Please quote the material exactly, every line of it.

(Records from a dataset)
# # # # #

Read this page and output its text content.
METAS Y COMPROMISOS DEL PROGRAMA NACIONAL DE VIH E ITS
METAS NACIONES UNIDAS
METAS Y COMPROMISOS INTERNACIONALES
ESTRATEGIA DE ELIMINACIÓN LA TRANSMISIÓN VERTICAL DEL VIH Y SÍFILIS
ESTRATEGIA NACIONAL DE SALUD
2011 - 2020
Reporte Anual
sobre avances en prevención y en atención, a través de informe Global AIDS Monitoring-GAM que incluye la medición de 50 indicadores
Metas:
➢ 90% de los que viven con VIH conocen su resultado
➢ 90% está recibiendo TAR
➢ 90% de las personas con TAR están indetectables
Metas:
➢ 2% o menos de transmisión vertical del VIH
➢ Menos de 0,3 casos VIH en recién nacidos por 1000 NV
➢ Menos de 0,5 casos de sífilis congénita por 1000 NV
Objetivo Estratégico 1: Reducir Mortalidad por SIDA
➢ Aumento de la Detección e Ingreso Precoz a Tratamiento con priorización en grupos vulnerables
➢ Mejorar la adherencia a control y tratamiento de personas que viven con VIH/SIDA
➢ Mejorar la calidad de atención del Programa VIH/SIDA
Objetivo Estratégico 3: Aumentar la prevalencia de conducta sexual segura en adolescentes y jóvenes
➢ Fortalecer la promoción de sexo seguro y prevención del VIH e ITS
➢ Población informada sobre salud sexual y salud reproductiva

# # # # #

Written solution
Read this page and output its text content.
METAS Y COMPROMISOS DEL PROGRAMA NACIONAL DE VIH E ITS
METAS NACIONES UNIDAS
METAS Y COMPROMISOS INTERNACIONALES
ESTRATEGIA DE ELIMINACIÓN LA TRANSMISIÓN VERTICAL DEL VIH Y SÍFILIS
ESTRATEGIA NACIONAL DE SALUD
2011 - 2020
Reporte Anual
sobre avances en prevención y en atención, a través de informe Global AIDS Monitoring-GAM que incluye la medición de 50 indicadores
Metas:
➢ 90% de los que viven con VIH conocen su resultado
➢ 90% está recibiendo TAR
➢ 90% de las personas con TAR están indetectables
Metas:
➢ 2% o menos de transmisión vertical del VIH
➢ Menos de 0,3 casos VIH en recién nacidos por 1000 NV
➢ Menos de 0,5 casos de sífilis congénita por 1000 NV
Objetivo Estratégico 1: Reducir Mortalidad por SIDA
➢ Aumento de la Detección e Ingreso Precoz a Tratamiento con priorización en grupos vulnerables
➢ Mejorar la adherencia a control y tratamiento de personas que viven con VIH/SIDA
➢ Mejorar la calidad de atención del Programa VIH/SIDA
Objetivo Estratégico 3: Aumentar la prevalencia de conducta sexual segura en adolescentes y jóvenes
➢ Fortalecer la promoción de sexo seguro y prevención del VIH e ITS
➢ Población informada sobre salud sexual y salud reproductiva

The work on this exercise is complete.